> Task directions
Would you write out the listing verbatim and skip every picture in it?

> Supplied records
+++++

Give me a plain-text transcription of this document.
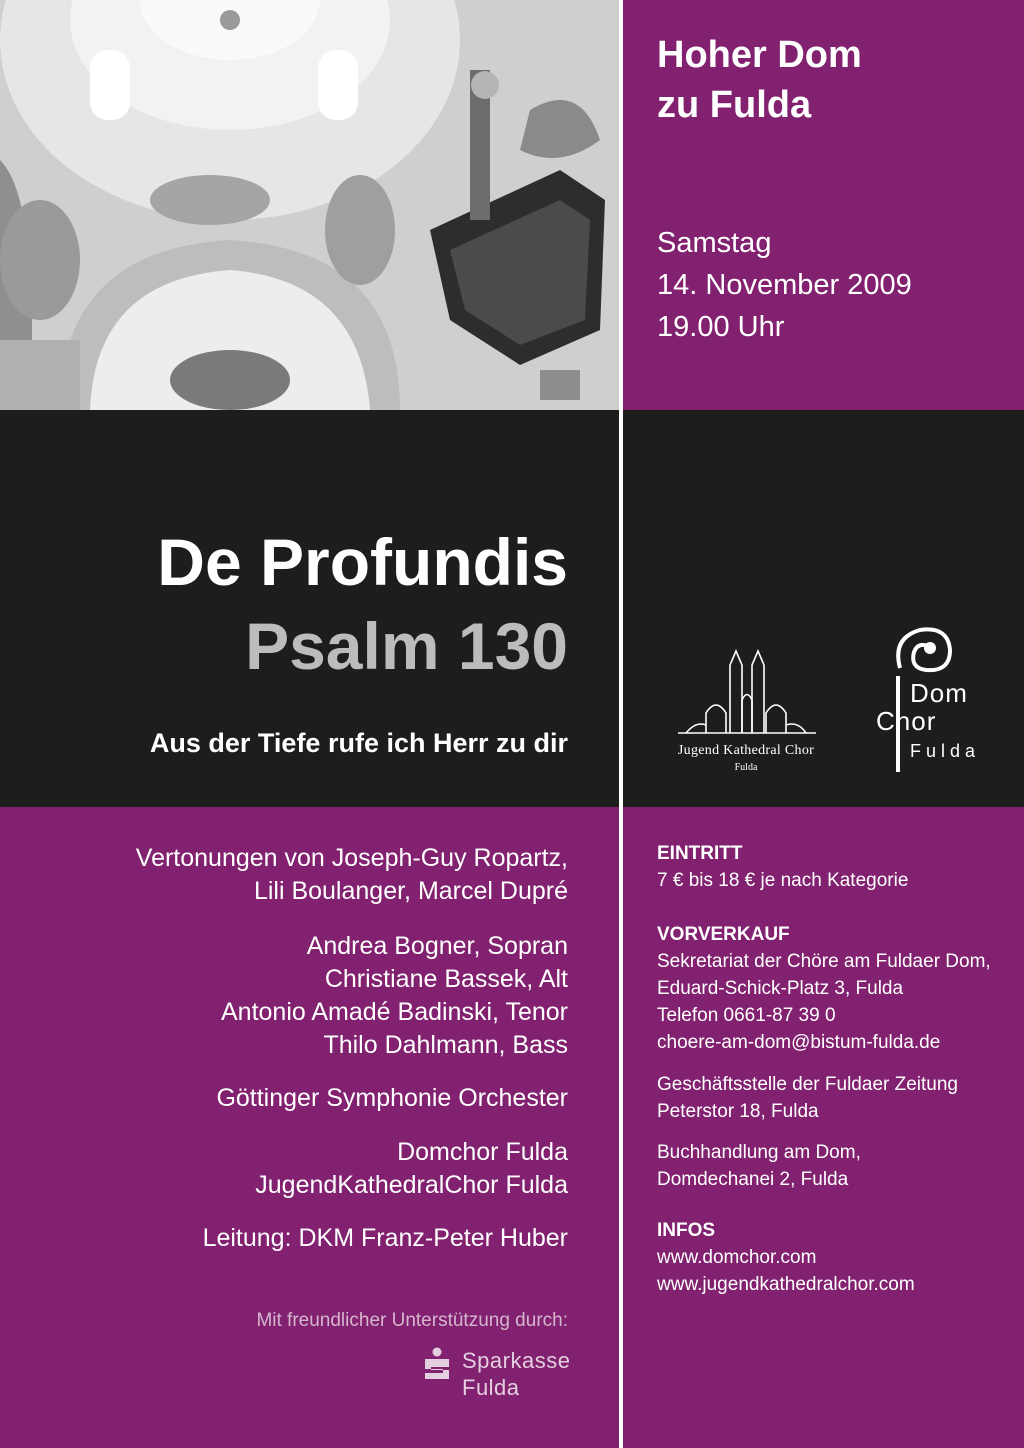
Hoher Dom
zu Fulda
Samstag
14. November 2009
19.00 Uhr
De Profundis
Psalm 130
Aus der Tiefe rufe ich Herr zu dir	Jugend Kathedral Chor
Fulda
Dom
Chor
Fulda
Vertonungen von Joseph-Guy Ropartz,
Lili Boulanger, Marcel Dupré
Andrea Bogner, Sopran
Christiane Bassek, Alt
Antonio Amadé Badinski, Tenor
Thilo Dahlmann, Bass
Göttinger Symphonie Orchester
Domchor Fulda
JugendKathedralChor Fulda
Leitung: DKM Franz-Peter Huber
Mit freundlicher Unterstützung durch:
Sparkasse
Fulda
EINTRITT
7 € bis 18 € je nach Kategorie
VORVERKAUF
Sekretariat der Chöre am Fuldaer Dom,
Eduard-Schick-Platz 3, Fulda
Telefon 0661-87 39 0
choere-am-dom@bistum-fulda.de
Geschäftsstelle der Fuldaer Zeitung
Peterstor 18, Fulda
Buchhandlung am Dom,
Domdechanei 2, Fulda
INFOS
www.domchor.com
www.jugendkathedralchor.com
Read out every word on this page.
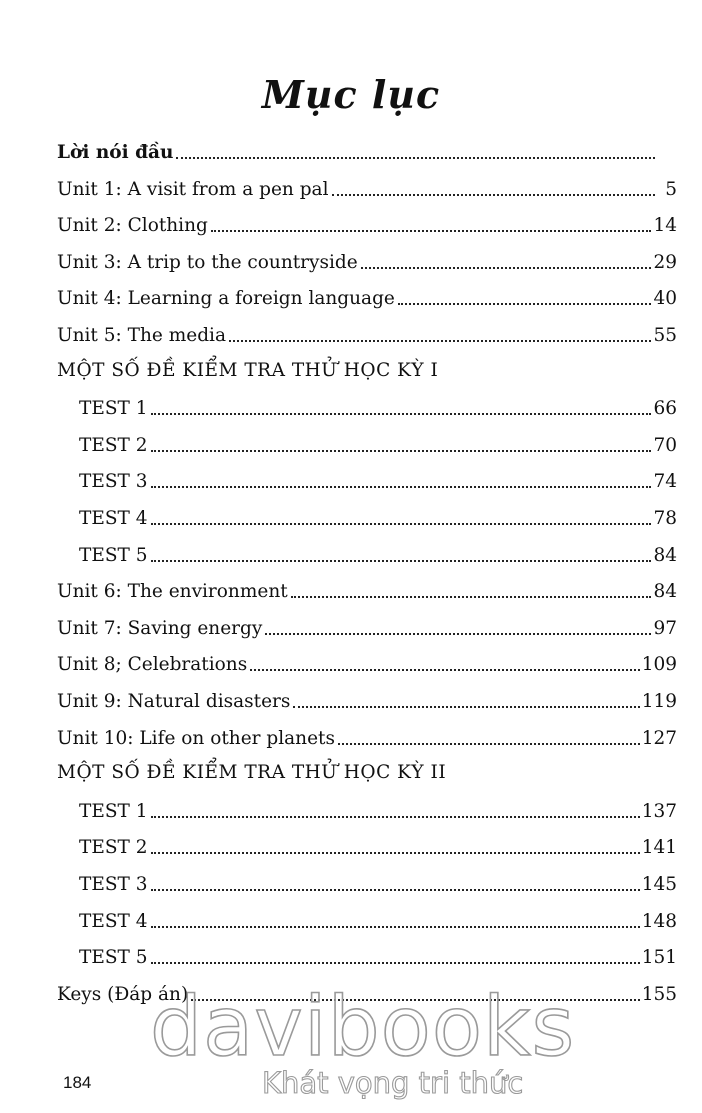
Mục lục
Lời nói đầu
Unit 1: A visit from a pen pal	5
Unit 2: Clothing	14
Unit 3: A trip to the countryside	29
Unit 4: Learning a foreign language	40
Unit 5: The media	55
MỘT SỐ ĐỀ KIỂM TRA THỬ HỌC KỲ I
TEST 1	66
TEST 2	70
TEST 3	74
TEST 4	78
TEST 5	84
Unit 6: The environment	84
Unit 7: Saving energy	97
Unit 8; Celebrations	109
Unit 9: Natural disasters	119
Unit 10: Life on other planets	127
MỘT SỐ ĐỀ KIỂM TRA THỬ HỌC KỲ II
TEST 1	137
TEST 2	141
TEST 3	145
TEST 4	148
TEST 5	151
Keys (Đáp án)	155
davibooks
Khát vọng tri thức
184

+++++

> Answer to this exercise
Give me a plain-text transcription of this document.
Hoher Dom
zu Fulda
Samstag
14. November 2009
19.00 Uhr
De Profundis
Psalm 130
Aus der Tiefe rufe ich Herr zu dir	Jugend Kathedral Chor
Fulda
Dom
Chor
Fulda
Vertonungen von Joseph-Guy Ropartz,
Lili Boulanger, Marcel Dupré
Andrea Bogner, Sopran
Christiane Bassek, Alt
Antonio Amadé Badinski, Tenor
Thilo Dahlmann, Bass
Göttinger Symphonie Orchester
Domchor Fulda
JugendKathedralChor Fulda
Leitung: DKM Franz-Peter Huber
Mit freundlicher Unterstützung durch:
Sparkasse
Fulda
EINTRITT
7 € bis 18 € je nach Kategorie
VORVERKAUF
Sekretariat der Chöre am Fuldaer Dom,
Eduard-Schick-Platz 3, Fulda
Telefon 0661-87 39 0
choere-am-dom@bistum-fulda.de
Geschäftsstelle der Fuldaer Zeitung
Peterstor 18, Fulda
Buchhandlung am Dom,
Domdechanei 2, Fulda
INFOS
www.domchor.com
www.jugendkathedralchor.com
Read out every word on this page.
Mục lục
Lời nói đầu
Unit 1: A visit from a pen pal	5
Unit 2: Clothing	14
Unit 3: A trip to the countryside	29
Unit 4: Learning a foreign language	40
Unit 5: The media	55
MỘT SỐ ĐỀ KIỂM TRA THỬ HỌC KỲ I
TEST 1	66
TEST 2	70
TEST 3	74
TEST 4	78
TEST 5	84
Unit 6: The environment	84
Unit 7: Saving energy	97
Unit 8; Celebrations	109
Unit 9: Natural disasters	119
Unit 10: Life on other planets	127
MỘT SỐ ĐỀ KIỂM TRA THỬ HỌC KỲ II
TEST 1	137
TEST 2	141
TEST 3	145
TEST 4	148
TEST 5	151
Keys (Đáp án)	155
davibooks
Khát vọng tri thức
184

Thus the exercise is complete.